--- START GIVEN ENTRIES ---
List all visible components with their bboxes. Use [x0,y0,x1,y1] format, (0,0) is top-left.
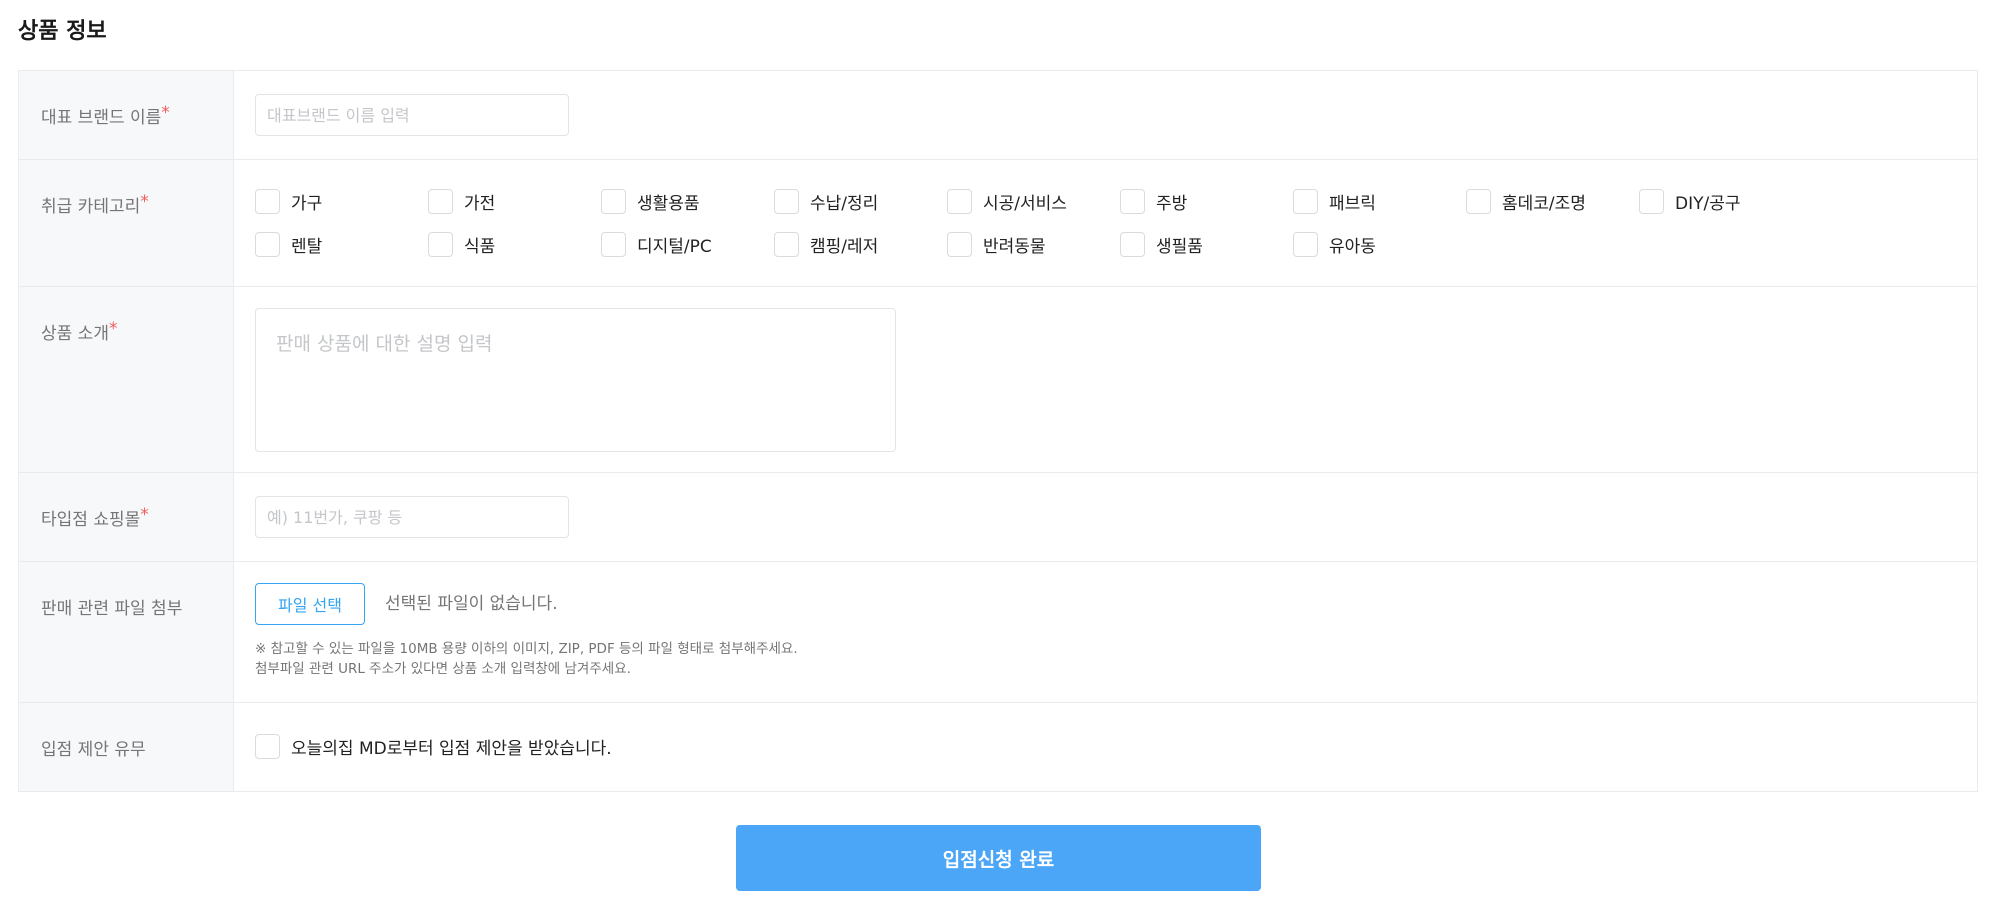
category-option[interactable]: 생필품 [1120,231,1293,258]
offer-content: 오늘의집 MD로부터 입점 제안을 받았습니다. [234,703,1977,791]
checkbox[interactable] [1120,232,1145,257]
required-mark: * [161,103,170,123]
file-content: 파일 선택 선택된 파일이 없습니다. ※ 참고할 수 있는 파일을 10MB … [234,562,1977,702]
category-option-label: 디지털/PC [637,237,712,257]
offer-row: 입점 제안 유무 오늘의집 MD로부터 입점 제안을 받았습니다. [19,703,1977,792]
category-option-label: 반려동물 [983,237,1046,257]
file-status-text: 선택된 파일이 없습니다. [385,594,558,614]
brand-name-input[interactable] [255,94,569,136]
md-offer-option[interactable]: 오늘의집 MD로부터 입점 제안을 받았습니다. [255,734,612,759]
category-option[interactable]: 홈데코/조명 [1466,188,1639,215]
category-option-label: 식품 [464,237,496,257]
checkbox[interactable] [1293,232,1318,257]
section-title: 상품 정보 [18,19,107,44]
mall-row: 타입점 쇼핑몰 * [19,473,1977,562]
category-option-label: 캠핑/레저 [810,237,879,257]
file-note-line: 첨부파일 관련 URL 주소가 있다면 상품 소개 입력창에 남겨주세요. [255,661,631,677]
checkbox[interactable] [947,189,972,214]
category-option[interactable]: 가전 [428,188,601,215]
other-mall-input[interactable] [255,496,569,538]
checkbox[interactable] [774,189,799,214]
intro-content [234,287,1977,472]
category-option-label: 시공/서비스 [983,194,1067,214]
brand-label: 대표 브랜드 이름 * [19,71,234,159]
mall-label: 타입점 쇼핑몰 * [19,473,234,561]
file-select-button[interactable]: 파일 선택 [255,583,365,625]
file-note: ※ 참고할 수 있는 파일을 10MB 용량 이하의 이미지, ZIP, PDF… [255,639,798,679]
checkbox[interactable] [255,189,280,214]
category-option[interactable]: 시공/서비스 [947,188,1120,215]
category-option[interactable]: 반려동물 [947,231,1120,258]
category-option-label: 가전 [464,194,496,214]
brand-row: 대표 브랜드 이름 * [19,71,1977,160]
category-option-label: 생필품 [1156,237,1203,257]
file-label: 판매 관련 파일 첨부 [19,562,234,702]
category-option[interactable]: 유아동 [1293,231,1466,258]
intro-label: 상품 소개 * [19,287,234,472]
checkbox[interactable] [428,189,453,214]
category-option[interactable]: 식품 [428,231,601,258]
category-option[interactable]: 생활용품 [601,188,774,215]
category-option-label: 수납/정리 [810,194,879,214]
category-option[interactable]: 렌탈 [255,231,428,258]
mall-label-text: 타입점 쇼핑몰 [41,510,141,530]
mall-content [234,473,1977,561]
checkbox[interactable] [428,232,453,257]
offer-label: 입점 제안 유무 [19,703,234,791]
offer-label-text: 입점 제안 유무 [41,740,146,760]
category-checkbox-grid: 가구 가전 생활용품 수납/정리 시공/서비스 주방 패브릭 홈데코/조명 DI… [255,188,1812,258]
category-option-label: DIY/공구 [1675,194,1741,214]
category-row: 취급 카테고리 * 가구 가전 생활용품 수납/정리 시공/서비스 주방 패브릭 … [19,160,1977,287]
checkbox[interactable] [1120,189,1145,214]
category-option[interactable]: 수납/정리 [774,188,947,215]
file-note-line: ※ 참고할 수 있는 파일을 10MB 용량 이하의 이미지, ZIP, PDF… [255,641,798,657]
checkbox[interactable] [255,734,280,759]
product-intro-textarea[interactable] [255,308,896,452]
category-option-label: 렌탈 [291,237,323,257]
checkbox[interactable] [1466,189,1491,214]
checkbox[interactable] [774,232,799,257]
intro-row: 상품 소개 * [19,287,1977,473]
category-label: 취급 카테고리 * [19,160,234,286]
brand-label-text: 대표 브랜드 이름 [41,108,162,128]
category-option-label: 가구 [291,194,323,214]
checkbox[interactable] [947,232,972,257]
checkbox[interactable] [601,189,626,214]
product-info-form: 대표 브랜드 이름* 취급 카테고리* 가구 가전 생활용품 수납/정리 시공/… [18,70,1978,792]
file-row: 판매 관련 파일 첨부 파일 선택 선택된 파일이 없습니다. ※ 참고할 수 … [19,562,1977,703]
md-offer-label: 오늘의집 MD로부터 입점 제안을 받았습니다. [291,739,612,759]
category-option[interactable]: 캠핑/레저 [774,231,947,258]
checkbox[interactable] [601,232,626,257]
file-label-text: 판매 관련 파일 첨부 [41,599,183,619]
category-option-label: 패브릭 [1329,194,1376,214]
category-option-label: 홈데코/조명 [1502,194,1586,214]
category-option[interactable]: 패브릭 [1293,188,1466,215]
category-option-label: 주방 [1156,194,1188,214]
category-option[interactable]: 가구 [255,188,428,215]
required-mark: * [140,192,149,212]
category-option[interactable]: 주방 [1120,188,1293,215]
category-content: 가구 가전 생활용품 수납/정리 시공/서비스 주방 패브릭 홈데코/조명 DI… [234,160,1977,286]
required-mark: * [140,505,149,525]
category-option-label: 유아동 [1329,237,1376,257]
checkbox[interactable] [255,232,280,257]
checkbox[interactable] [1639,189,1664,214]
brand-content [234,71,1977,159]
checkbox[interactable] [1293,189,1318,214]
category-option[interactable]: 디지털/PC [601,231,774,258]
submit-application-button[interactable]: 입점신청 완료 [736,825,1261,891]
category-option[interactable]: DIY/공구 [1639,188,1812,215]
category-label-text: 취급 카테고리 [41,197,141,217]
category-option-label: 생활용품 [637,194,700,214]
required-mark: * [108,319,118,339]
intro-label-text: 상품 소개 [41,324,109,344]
--- END GIVEN ENTRIES ---
--- START GIVEN ENTRIES ---
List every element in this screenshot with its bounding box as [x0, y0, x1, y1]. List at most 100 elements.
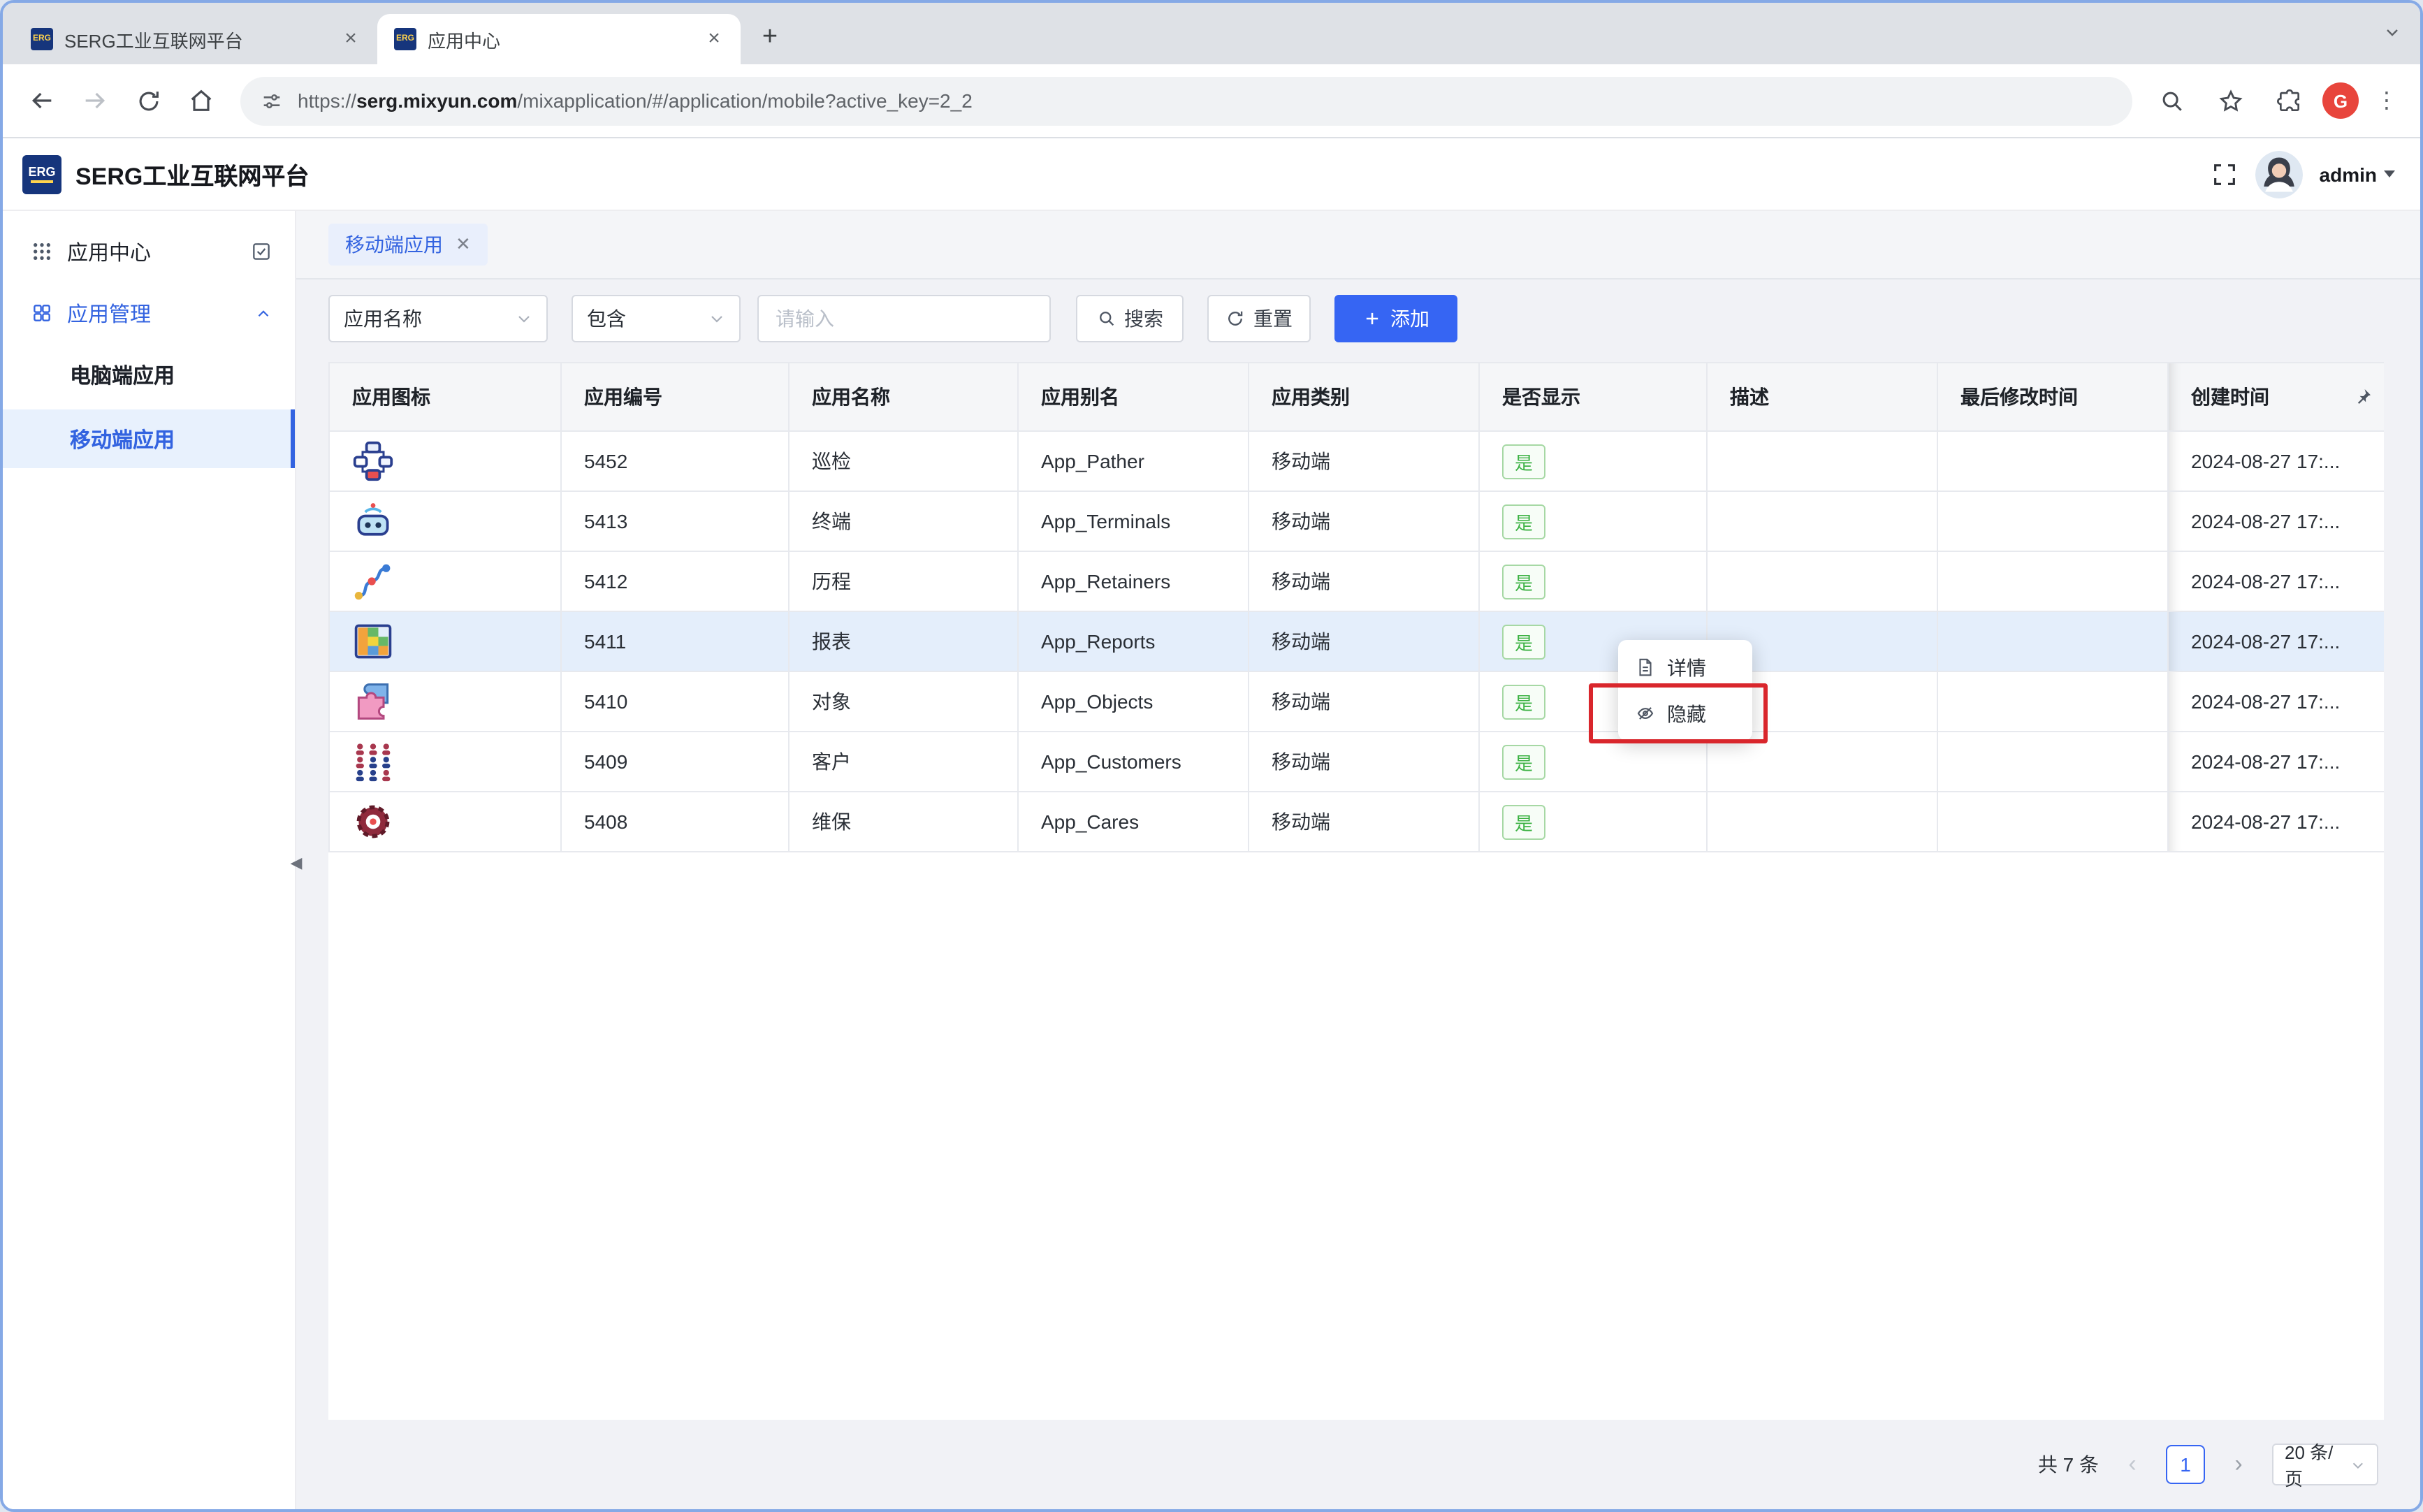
--- END GIVEN ENTRIES ---
--- START GIVEN ENTRIES ---
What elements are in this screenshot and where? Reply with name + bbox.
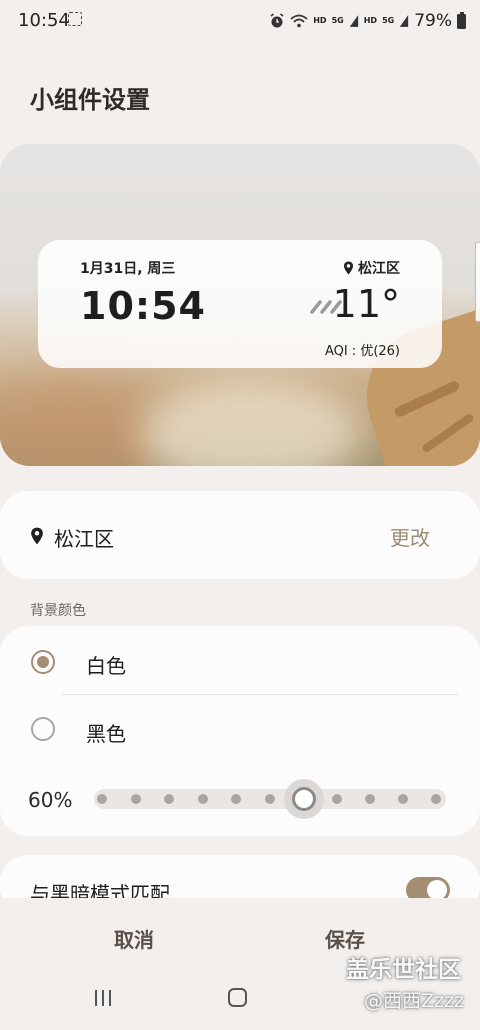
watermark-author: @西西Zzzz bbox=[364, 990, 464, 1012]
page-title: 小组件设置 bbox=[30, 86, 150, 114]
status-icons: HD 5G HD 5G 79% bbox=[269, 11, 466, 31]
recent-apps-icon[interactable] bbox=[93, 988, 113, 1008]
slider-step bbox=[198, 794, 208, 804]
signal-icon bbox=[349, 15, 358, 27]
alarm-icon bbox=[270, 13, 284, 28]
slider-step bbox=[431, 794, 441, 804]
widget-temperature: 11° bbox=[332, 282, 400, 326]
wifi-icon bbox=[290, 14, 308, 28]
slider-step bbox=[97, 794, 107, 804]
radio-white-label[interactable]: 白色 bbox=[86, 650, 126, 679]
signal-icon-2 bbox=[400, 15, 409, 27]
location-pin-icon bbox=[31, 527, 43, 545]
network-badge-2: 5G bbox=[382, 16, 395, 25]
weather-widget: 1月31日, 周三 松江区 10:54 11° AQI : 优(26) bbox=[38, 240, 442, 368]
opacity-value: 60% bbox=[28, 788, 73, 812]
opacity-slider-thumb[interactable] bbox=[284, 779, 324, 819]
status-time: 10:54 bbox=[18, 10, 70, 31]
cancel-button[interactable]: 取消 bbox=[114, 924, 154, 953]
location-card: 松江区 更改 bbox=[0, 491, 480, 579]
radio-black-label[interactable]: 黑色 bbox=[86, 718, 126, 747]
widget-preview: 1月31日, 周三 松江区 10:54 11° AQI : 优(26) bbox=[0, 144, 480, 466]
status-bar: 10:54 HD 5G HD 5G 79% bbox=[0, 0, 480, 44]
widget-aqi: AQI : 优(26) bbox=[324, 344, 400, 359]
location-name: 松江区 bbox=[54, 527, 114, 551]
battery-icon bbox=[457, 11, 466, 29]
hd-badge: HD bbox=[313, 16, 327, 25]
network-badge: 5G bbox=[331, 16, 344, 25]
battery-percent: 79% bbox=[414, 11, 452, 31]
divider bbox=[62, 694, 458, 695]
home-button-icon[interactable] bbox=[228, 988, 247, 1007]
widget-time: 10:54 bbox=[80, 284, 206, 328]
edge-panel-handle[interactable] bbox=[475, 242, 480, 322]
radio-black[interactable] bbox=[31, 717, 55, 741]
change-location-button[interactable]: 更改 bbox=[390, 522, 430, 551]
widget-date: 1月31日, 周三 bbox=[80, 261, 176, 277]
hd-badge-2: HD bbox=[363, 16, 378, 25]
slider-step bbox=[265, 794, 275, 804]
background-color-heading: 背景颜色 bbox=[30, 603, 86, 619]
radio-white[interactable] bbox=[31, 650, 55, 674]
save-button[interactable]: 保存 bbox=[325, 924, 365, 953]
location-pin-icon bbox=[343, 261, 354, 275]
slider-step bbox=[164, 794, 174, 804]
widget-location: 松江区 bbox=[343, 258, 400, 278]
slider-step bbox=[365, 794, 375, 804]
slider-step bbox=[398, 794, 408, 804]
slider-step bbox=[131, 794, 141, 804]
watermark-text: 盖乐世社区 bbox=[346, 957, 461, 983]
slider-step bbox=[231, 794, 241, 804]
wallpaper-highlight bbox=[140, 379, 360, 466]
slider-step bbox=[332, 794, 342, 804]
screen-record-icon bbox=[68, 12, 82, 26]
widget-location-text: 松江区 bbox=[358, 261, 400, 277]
--- END GIVEN ENTRIES ---
• **STATED EXERCISE**
Convert the data above into a numbered list, starting at the line that contains "What elements are" and ending at the line that contains "slider-step bbox=[265, 794, 275, 804]", with blank lines left out. Omit the pictures from your answer.

• **WRITTEN SOLUTION**
1. What elements are in this screenshot and where? Reply with name + bbox.
2. watermark-author: @西西Zzzz bbox=[364, 990, 464, 1012]
3. page-title: 小组件设置 bbox=[30, 86, 150, 114]
4. status-icons: HD 5G HD 5G 79% bbox=[269, 11, 466, 31]
5. recent-apps-icon[interactable] bbox=[93, 988, 113, 1008]
6. slider-step bbox=[198, 794, 208, 804]
7. signal-icon bbox=[349, 15, 358, 27]
8. alarm-icon bbox=[270, 13, 284, 28]
9. slider-step bbox=[431, 794, 441, 804]
10. widget-temperature: 11° bbox=[332, 282, 400, 326]
11. wifi-icon bbox=[290, 14, 308, 28]
12. slider-step bbox=[97, 794, 107, 804]
13. radio-white-label[interactable]: 白色 bbox=[86, 650, 126, 679]
14. signal-icon-2 bbox=[400, 15, 409, 27]
15. location-pin-icon bbox=[31, 527, 43, 545]
16. network-badge-2: 5G bbox=[382, 16, 395, 25]
17. weather-widget: 1月31日, 周三 松江区 10:54 11° AQI : 优(26) bbox=[38, 240, 442, 368]
18. opacity-value: 60% bbox=[28, 788, 73, 812]
19. opacity-slider-thumb[interactable] bbox=[284, 779, 324, 819]
20. status-time: 10:54 bbox=[18, 10, 70, 31]
21. cancel-button[interactable]: 取消 bbox=[114, 924, 154, 953]
22. location-card: 松江区 更改 bbox=[0, 491, 480, 579]
23. radio-black-label[interactable]: 黑色 bbox=[86, 718, 126, 747]
24. widget-preview: 1月31日, 周三 松江区 10:54 11° AQI : 优(26) bbox=[0, 144, 480, 466]
25. status-bar: 10:54 HD 5G HD 5G 79% bbox=[0, 0, 480, 44]
26. widget-aqi: AQI : 优(26) bbox=[324, 344, 400, 359]
27. location-name: 松江区 bbox=[54, 527, 114, 551]
28. battery-icon bbox=[457, 11, 466, 29]
29. hd-badge: HD bbox=[313, 16, 327, 25]
30. network-badge: 5G bbox=[331, 16, 344, 25]
31. battery-percent: 79% bbox=[414, 11, 452, 31]
32. divider bbox=[62, 694, 458, 695]
33. home-button-icon[interactable] bbox=[228, 988, 247, 1007]
34. widget-time: 10:54 bbox=[80, 284, 206, 328]
35. edge-panel-handle[interactable] bbox=[475, 242, 480, 322]
36. radio-black[interactable] bbox=[31, 717, 55, 741]
37. change-location-button[interactable]: 更改 bbox=[390, 522, 430, 551]
38. widget-date: 1月31日, 周三 bbox=[80, 261, 176, 277]
39. hd-badge-2: HD bbox=[363, 16, 378, 25]
40. slider-step bbox=[265, 794, 275, 804]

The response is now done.